(Data items)

## Start

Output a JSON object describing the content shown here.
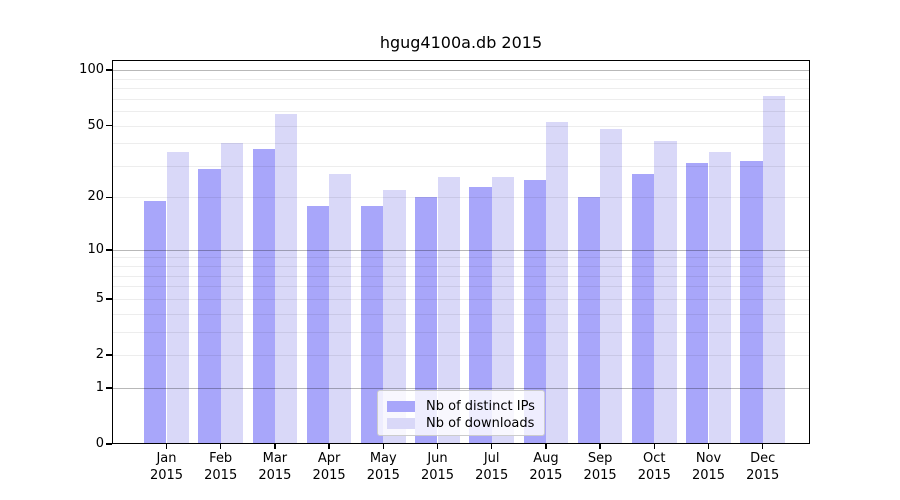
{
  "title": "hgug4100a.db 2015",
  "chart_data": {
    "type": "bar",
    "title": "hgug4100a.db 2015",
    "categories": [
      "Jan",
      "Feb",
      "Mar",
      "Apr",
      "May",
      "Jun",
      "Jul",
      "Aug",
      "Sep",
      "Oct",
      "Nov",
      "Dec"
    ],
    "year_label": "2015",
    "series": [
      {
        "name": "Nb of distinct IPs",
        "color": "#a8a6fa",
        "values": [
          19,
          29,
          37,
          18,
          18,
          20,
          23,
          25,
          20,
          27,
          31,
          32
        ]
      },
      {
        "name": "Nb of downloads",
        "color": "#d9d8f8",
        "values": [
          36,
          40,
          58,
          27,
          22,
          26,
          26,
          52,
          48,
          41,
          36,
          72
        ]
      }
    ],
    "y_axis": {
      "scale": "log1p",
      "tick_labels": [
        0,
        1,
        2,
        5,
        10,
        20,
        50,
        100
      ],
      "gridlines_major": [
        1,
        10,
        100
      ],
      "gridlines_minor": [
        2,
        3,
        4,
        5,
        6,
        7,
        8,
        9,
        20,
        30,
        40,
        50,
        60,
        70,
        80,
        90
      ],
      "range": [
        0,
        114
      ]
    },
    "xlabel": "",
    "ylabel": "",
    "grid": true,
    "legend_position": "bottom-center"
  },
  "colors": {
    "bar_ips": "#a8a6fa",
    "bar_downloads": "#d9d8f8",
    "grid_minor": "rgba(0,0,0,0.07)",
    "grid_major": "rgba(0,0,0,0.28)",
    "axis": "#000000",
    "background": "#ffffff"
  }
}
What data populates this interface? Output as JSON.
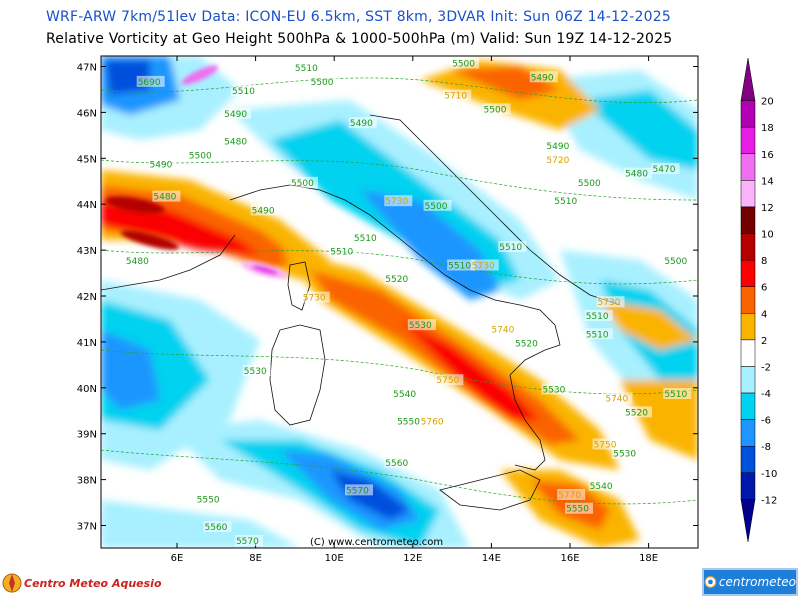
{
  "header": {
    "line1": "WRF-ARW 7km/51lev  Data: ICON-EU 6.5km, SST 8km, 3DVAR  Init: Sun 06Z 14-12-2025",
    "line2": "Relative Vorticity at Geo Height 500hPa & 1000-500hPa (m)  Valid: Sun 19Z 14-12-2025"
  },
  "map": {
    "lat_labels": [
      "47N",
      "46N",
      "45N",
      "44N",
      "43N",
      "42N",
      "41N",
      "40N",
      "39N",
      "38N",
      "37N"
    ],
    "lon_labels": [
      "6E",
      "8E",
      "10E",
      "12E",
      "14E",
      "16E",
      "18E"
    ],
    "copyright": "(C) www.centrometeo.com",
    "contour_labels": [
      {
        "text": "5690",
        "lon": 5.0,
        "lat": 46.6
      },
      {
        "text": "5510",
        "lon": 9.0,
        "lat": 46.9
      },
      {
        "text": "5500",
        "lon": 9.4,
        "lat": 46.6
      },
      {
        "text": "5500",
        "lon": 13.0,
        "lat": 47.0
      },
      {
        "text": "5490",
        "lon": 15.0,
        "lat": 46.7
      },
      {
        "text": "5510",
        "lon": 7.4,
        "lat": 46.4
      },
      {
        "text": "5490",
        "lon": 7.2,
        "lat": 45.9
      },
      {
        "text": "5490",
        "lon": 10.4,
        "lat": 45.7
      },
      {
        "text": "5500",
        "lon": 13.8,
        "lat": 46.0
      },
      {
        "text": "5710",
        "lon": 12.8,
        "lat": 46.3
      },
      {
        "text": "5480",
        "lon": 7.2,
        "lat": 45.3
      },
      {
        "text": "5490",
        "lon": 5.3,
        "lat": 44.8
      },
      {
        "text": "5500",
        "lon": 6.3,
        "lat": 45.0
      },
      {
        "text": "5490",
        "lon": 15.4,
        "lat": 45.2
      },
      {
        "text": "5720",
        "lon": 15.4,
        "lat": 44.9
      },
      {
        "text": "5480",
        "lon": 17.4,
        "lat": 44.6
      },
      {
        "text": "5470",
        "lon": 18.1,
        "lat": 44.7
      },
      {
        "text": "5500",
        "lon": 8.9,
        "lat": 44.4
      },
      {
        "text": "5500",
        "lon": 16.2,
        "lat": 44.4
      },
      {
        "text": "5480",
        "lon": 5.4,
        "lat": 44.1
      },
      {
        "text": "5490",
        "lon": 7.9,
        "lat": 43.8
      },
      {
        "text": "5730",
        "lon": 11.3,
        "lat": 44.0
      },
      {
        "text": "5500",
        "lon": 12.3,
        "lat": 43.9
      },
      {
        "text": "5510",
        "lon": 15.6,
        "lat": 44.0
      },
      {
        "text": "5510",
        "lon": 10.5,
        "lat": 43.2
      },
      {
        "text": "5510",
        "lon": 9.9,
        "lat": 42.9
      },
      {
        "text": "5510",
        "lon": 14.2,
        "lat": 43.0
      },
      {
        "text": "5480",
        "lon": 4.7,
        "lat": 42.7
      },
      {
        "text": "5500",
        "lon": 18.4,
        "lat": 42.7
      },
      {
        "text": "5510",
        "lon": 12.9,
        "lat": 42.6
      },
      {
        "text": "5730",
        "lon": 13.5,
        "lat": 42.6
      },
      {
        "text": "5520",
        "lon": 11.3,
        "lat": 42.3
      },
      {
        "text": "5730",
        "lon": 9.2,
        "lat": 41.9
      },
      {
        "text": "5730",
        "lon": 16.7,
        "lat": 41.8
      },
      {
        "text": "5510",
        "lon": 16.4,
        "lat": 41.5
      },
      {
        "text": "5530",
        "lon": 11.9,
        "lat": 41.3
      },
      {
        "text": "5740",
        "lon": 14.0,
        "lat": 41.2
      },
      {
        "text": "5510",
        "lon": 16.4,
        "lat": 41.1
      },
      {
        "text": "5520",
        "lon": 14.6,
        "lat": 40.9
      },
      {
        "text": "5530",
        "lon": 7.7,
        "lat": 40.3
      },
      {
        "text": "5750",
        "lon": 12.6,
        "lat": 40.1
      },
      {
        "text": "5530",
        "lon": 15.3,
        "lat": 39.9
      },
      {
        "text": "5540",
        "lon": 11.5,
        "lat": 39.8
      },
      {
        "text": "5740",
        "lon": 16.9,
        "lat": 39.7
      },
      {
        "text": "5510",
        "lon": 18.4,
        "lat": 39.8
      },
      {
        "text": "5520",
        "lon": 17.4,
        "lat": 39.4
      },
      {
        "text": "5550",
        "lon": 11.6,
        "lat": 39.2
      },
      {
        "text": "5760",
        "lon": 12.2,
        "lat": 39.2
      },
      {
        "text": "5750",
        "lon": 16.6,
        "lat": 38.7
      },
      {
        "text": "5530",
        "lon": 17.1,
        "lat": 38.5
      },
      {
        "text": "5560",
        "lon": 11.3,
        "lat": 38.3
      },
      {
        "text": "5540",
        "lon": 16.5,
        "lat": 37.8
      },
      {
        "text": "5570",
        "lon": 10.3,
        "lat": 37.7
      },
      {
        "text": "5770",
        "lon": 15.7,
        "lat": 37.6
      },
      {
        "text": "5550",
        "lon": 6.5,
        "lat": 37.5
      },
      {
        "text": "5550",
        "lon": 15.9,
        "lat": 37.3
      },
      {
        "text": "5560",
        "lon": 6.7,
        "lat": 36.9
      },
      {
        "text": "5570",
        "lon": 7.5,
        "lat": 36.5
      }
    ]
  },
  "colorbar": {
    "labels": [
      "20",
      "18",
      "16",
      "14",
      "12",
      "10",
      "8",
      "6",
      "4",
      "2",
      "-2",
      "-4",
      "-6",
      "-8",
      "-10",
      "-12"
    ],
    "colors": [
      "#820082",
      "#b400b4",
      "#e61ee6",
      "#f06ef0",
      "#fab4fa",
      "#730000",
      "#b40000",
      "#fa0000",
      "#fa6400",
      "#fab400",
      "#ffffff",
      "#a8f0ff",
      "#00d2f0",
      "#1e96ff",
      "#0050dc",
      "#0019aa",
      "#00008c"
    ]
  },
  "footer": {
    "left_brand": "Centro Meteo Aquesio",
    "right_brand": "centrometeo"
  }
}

## End

*Prompt*:
Using the data above, write out every line exactly, leaving the images behind.

*Full output*:
Output a JSON object describing the content shown here.
{
  "title": "hgug4100a.db 2015",
  "chart_data": {
    "type": "bar",
    "title": "hgug4100a.db 2015",
    "categories": [
      "Jan",
      "Feb",
      "Mar",
      "Apr",
      "May",
      "Jun",
      "Jul",
      "Aug",
      "Sep",
      "Oct",
      "Nov",
      "Dec"
    ],
    "year_label": "2015",
    "series": [
      {
        "name": "Nb of distinct IPs",
        "color": "#a8a6fa",
        "values": [
          19,
          29,
          37,
          18,
          18,
          20,
          23,
          25,
          20,
          27,
          31,
          32
        ]
      },
      {
        "name": "Nb of downloads",
        "color": "#d9d8f8",
        "values": [
          36,
          40,
          58,
          27,
          22,
          26,
          26,
          52,
          48,
          41,
          36,
          72
        ]
      }
    ],
    "y_axis": {
      "scale": "log1p",
      "tick_labels": [
        0,
        1,
        2,
        5,
        10,
        20,
        50,
        100
      ],
      "gridlines_major": [
        1,
        10,
        100
      ],
      "gridlines_minor": [
        2,
        3,
        4,
        5,
        6,
        7,
        8,
        9,
        20,
        30,
        40,
        50,
        60,
        70,
        80,
        90
      ],
      "range": [
        0,
        114
      ]
    },
    "xlabel": "",
    "ylabel": "",
    "grid": true,
    "legend_position": "bottom-center"
  },
  "colors": {
    "bar_ips": "#a8a6fa",
    "bar_downloads": "#d9d8f8",
    "grid_minor": "rgba(0,0,0,0.07)",
    "grid_major": "rgba(0,0,0,0.28)",
    "axis": "#000000",
    "background": "#ffffff"
  }
}
What data populates this interface? Output as JSON.
{
  "header": {
    "line1": "WRF-ARW 7km/51lev  Data: ICON-EU 6.5km, SST 8km, 3DVAR  Init: Sun 06Z 14-12-2025",
    "line2": "Relative Vorticity at Geo Height 500hPa & 1000-500hPa (m)  Valid: Sun 19Z 14-12-2025"
  },
  "map": {
    "lat_labels": [
      "47N",
      "46N",
      "45N",
      "44N",
      "43N",
      "42N",
      "41N",
      "40N",
      "39N",
      "38N",
      "37N"
    ],
    "lon_labels": [
      "6E",
      "8E",
      "10E",
      "12E",
      "14E",
      "16E",
      "18E"
    ],
    "copyright": "(C) www.centrometeo.com",
    "contour_labels": [
      {
        "text": "5690",
        "lon": 5.0,
        "lat": 46.6
      },
      {
        "text": "5510",
        "lon": 9.0,
        "lat": 46.9
      },
      {
        "text": "5500",
        "lon": 9.4,
        "lat": 46.6
      },
      {
        "text": "5500",
        "lon": 13.0,
        "lat": 47.0
      },
      {
        "text": "5490",
        "lon": 15.0,
        "lat": 46.7
      },
      {
        "text": "5510",
        "lon": 7.4,
        "lat": 46.4
      },
      {
        "text": "5490",
        "lon": 7.2,
        "lat": 45.9
      },
      {
        "text": "5490",
        "lon": 10.4,
        "lat": 45.7
      },
      {
        "text": "5500",
        "lon": 13.8,
        "lat": 46.0
      },
      {
        "text": "5710",
        "lon": 12.8,
        "lat": 46.3
      },
      {
        "text": "5480",
        "lon": 7.2,
        "lat": 45.3
      },
      {
        "text": "5490",
        "lon": 5.3,
        "lat": 44.8
      },
      {
        "text": "5500",
        "lon": 6.3,
        "lat": 45.0
      },
      {
        "text": "5490",
        "lon": 15.4,
        "lat": 45.2
      },
      {
        "text": "5720",
        "lon": 15.4,
        "lat": 44.9
      },
      {
        "text": "5480",
        "lon": 17.4,
        "lat": 44.6
      },
      {
        "text": "5470",
        "lon": 18.1,
        "lat": 44.7
      },
      {
        "text": "5500",
        "lon": 8.9,
        "lat": 44.4
      },
      {
        "text": "5500",
        "lon": 16.2,
        "lat": 44.4
      },
      {
        "text": "5480",
        "lon": 5.4,
        "lat": 44.1
      },
      {
        "text": "5490",
        "lon": 7.9,
        "lat": 43.8
      },
      {
        "text": "5730",
        "lon": 11.3,
        "lat": 44.0
      },
      {
        "text": "5500",
        "lon": 12.3,
        "lat": 43.9
      },
      {
        "text": "5510",
        "lon": 15.6,
        "lat": 44.0
      },
      {
        "text": "5510",
        "lon": 10.5,
        "lat": 43.2
      },
      {
        "text": "5510",
        "lon": 9.9,
        "lat": 42.9
      },
      {
        "text": "5510",
        "lon": 14.2,
        "lat": 43.0
      },
      {
        "text": "5480",
        "lon": 4.7,
        "lat": 42.7
      },
      {
        "text": "5500",
        "lon": 18.4,
        "lat": 42.7
      },
      {
        "text": "5510",
        "lon": 12.9,
        "lat": 42.6
      },
      {
        "text": "5730",
        "lon": 13.5,
        "lat": 42.6
      },
      {
        "text": "5520",
        "lon": 11.3,
        "lat": 42.3
      },
      {
        "text": "5730",
        "lon": 9.2,
        "lat": 41.9
      },
      {
        "text": "5730",
        "lon": 16.7,
        "lat": 41.8
      },
      {
        "text": "5510",
        "lon": 16.4,
        "lat": 41.5
      },
      {
        "text": "5530",
        "lon": 11.9,
        "lat": 41.3
      },
      {
        "text": "5740",
        "lon": 14.0,
        "lat": 41.2
      },
      {
        "text": "5510",
        "lon": 16.4,
        "lat": 41.1
      },
      {
        "text": "5520",
        "lon": 14.6,
        "lat": 40.9
      },
      {
        "text": "5530",
        "lon": 7.7,
        "lat": 40.3
      },
      {
        "text": "5750",
        "lon": 12.6,
        "lat": 40.1
      },
      {
        "text": "5530",
        "lon": 15.3,
        "lat": 39.9
      },
      {
        "text": "5540",
        "lon": 11.5,
        "lat": 39.8
      },
      {
        "text": "5740",
        "lon": 16.9,
        "lat": 39.7
      },
      {
        "text": "5510",
        "lon": 18.4,
        "lat": 39.8
      },
      {
        "text": "5520",
        "lon": 17.4,
        "lat": 39.4
      },
      {
        "text": "5550",
        "lon": 11.6,
        "lat": 39.2
      },
      {
        "text": "5760",
        "lon": 12.2,
        "lat": 39.2
      },
      {
        "text": "5750",
        "lon": 16.6,
        "lat": 38.7
      },
      {
        "text": "5530",
        "lon": 17.1,
        "lat": 38.5
      },
      {
        "text": "5560",
        "lon": 11.3,
        "lat": 38.3
      },
      {
        "text": "5540",
        "lon": 16.5,
        "lat": 37.8
      },
      {
        "text": "5570",
        "lon": 10.3,
        "lat": 37.7
      },
      {
        "text": "5770",
        "lon": 15.7,
        "lat": 37.6
      },
      {
        "text": "5550",
        "lon": 6.5,
        "lat": 37.5
      },
      {
        "text": "5550",
        "lon": 15.9,
        "lat": 37.3
      },
      {
        "text": "5560",
        "lon": 6.7,
        "lat": 36.9
      },
      {
        "text": "5570",
        "lon": 7.5,
        "lat": 36.5
      }
    ]
  },
  "colorbar": {
    "labels": [
      "20",
      "18",
      "16",
      "14",
      "12",
      "10",
      "8",
      "6",
      "4",
      "2",
      "-2",
      "-4",
      "-6",
      "-8",
      "-10",
      "-12"
    ],
    "colors": [
      "#820082",
      "#b400b4",
      "#e61ee6",
      "#f06ef0",
      "#fab4fa",
      "#730000",
      "#b40000",
      "#fa0000",
      "#fa6400",
      "#fab400",
      "#ffffff",
      "#a8f0ff",
      "#00d2f0",
      "#1e96ff",
      "#0050dc",
      "#0019aa",
      "#00008c"
    ]
  },
  "footer": {
    "left_brand": "Centro Meteo Aquesio",
    "right_brand": "centrometeo"
  }
}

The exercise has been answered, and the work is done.